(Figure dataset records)
============
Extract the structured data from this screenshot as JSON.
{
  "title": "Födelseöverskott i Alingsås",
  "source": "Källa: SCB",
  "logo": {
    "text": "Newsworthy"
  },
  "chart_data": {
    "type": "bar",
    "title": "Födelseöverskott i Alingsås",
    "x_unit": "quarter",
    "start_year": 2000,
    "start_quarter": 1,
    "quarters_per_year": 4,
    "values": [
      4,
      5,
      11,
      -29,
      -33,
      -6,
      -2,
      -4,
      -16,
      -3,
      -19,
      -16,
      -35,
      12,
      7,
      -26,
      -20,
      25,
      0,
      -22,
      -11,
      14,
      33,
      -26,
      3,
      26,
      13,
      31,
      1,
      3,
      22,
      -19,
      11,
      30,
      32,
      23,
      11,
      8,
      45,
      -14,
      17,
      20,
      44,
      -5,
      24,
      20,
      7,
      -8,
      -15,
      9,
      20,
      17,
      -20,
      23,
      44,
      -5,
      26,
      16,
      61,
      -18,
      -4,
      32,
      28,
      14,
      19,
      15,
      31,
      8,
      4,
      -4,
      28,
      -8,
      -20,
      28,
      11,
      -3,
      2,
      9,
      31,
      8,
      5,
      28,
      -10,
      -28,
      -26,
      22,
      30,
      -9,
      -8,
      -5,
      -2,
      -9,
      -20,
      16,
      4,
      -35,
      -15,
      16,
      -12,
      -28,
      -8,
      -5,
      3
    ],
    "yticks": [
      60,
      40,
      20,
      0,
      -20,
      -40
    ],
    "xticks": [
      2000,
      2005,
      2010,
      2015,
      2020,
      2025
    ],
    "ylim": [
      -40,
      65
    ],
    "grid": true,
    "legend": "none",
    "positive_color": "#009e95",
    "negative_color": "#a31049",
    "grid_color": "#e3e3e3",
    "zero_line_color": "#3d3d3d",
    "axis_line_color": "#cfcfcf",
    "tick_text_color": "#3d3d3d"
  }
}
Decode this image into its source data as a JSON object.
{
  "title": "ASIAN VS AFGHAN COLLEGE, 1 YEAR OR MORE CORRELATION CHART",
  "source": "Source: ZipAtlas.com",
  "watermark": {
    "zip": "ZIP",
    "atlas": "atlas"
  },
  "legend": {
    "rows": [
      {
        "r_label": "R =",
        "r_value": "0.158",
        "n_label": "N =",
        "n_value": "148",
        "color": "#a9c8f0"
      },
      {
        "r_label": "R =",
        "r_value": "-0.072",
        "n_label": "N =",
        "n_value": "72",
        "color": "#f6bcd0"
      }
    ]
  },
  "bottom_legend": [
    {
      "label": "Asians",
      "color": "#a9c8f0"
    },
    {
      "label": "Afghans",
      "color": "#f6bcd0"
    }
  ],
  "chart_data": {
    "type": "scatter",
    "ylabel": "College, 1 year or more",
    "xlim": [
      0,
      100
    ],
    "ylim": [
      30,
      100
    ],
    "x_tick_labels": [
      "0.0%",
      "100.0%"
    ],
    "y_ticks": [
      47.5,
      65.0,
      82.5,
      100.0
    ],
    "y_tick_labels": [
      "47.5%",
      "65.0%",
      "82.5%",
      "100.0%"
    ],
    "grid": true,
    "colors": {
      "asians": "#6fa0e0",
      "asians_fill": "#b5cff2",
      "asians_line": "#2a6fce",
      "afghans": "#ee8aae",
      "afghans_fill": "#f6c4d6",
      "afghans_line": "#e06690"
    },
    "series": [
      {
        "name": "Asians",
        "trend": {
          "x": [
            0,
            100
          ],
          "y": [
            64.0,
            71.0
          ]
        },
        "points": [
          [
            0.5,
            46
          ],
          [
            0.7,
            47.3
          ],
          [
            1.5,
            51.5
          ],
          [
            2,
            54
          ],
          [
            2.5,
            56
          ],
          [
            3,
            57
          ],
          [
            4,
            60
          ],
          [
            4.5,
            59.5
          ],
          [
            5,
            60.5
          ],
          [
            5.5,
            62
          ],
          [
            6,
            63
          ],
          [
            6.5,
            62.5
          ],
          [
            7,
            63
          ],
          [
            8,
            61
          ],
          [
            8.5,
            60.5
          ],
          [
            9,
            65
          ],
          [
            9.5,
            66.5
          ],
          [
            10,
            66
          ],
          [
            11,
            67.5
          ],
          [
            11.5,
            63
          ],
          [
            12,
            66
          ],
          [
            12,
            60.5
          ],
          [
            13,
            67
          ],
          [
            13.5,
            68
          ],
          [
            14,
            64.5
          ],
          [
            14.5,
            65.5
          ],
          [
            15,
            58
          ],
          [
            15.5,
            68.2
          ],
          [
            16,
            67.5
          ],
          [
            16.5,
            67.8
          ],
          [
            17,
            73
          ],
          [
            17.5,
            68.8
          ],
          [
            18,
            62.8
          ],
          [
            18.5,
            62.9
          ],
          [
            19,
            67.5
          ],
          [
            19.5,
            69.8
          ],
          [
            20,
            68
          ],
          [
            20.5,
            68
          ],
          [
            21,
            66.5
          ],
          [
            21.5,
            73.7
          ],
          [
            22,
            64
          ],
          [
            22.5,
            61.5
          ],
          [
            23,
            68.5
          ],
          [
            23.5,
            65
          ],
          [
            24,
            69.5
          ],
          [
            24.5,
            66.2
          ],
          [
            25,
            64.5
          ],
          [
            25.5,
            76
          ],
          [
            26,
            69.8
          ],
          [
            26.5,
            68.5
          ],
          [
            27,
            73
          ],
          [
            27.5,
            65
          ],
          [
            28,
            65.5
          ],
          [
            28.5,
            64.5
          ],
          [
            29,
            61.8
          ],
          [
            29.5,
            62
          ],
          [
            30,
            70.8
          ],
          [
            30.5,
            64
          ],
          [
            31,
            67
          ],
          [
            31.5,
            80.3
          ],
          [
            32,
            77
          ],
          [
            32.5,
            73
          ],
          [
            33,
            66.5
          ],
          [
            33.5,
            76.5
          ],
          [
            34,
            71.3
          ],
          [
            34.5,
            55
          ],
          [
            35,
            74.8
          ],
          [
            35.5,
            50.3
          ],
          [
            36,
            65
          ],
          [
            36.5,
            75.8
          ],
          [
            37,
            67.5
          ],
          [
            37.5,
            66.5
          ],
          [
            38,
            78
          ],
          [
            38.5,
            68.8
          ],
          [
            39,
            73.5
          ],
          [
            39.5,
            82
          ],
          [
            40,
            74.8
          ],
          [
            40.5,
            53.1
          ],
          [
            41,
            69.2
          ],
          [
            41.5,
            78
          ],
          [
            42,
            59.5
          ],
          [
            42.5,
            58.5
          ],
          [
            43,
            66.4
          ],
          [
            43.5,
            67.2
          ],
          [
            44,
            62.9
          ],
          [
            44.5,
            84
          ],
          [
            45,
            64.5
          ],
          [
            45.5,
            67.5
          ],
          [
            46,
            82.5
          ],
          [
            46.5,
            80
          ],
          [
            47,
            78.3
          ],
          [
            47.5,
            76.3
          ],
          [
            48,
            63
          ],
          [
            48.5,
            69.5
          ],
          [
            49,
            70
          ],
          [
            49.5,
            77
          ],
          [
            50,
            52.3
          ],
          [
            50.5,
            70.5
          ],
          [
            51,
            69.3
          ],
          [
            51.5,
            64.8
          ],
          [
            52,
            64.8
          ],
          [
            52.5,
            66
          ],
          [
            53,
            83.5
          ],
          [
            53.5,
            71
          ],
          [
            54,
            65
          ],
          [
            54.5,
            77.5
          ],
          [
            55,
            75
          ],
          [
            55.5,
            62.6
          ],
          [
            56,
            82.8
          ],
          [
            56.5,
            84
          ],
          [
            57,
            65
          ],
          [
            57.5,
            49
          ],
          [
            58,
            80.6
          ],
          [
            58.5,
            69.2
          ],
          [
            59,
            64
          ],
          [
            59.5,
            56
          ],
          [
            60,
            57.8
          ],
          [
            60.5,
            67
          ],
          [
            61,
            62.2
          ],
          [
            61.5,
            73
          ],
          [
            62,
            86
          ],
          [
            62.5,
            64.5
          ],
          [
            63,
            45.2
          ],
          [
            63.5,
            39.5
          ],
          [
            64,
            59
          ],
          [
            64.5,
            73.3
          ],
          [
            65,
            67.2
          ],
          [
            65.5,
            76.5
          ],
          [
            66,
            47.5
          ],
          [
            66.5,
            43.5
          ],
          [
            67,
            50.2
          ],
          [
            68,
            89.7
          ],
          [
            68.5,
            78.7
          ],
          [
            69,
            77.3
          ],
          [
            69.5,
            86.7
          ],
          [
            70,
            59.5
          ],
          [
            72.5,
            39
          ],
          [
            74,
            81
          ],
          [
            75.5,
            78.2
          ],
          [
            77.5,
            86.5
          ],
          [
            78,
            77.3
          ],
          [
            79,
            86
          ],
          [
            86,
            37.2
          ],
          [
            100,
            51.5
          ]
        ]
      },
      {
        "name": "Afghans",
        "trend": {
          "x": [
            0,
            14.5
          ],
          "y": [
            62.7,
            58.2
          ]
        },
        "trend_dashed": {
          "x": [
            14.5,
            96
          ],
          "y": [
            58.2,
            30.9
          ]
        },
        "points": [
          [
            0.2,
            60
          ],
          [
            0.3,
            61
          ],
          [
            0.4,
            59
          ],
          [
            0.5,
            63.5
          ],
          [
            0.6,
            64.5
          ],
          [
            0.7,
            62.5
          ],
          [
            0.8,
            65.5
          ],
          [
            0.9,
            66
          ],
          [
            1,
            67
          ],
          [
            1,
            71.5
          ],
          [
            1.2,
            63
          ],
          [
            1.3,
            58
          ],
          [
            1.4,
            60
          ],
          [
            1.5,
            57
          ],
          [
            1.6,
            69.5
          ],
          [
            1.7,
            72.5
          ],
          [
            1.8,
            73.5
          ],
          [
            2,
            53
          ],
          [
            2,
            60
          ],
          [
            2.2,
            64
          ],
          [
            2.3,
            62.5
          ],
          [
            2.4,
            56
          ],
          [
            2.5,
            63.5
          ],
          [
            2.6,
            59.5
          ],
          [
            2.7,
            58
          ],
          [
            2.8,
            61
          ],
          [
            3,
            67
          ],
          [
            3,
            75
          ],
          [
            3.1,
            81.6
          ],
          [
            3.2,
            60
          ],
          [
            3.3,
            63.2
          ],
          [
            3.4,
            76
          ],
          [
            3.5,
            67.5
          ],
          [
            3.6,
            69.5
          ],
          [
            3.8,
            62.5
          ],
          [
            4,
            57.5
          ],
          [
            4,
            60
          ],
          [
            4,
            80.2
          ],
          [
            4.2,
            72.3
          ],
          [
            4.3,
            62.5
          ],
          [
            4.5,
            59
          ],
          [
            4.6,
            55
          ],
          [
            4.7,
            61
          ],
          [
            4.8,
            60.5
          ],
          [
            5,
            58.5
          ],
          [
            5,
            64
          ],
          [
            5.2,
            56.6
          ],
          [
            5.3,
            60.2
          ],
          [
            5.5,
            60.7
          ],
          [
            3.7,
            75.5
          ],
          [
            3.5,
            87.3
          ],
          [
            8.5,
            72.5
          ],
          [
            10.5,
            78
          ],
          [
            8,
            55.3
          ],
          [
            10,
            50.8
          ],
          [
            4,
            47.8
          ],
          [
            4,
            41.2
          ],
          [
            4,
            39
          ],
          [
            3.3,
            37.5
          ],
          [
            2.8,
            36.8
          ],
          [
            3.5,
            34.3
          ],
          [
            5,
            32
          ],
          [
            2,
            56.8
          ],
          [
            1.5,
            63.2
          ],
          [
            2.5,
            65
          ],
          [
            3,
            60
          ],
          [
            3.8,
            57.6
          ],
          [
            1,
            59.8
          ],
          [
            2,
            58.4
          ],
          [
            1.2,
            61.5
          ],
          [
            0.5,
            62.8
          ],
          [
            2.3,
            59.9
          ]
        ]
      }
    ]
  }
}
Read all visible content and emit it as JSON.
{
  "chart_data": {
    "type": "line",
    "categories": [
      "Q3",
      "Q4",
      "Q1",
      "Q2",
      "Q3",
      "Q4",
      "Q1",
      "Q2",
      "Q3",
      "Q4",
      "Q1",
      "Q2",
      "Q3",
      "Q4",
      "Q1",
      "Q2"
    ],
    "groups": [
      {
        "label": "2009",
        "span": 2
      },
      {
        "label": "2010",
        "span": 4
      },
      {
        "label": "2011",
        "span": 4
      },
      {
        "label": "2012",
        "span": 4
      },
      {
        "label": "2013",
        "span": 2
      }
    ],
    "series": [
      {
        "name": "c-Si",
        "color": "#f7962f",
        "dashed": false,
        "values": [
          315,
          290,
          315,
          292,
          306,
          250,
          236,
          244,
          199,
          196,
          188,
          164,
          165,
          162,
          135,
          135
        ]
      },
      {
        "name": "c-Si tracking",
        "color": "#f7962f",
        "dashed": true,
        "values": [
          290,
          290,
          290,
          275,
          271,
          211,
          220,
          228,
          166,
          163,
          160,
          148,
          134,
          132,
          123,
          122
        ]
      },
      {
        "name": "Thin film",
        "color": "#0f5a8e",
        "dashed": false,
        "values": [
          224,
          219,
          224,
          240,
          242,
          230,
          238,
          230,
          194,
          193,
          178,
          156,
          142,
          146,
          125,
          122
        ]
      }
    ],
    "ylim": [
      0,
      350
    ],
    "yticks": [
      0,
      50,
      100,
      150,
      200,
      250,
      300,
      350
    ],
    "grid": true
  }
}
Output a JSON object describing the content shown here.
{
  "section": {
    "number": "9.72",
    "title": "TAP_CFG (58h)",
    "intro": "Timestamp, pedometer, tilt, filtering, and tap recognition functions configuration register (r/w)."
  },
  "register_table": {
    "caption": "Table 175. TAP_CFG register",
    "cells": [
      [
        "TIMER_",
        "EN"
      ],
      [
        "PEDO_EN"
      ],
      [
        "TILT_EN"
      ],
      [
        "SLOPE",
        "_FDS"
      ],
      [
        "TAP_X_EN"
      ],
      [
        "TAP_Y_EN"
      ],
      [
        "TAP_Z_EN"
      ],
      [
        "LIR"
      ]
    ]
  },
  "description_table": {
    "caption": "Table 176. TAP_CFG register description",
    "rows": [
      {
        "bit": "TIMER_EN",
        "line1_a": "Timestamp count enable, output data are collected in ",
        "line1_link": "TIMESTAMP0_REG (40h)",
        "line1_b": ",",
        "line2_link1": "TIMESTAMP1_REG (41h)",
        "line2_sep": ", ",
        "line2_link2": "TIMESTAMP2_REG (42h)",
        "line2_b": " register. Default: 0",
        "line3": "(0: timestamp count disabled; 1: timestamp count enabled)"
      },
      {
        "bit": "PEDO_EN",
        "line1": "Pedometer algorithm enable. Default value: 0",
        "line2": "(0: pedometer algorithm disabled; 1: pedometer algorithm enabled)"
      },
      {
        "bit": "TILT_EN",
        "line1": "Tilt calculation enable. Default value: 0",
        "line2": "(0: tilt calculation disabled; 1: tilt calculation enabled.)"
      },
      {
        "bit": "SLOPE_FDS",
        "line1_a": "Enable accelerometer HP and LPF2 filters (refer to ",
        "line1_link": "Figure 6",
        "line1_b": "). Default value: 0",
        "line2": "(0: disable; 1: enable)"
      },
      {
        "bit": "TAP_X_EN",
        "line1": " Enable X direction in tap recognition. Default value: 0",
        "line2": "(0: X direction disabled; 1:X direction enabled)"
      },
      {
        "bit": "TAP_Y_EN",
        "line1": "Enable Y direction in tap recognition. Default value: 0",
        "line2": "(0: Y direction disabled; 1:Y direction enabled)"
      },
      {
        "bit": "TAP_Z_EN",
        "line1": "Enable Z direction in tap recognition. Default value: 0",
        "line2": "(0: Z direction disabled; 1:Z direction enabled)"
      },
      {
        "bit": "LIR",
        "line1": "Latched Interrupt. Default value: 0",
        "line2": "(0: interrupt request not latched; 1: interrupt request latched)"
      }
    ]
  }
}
============
#### [WHAT IS ASKED]
Where a line holds the string "Alingsås", copy that line.

#### [THE OUTPUT]
  "title": "Födelseöverskott i Alingsås",
    "title": "Födelseöverskott i Alingsås",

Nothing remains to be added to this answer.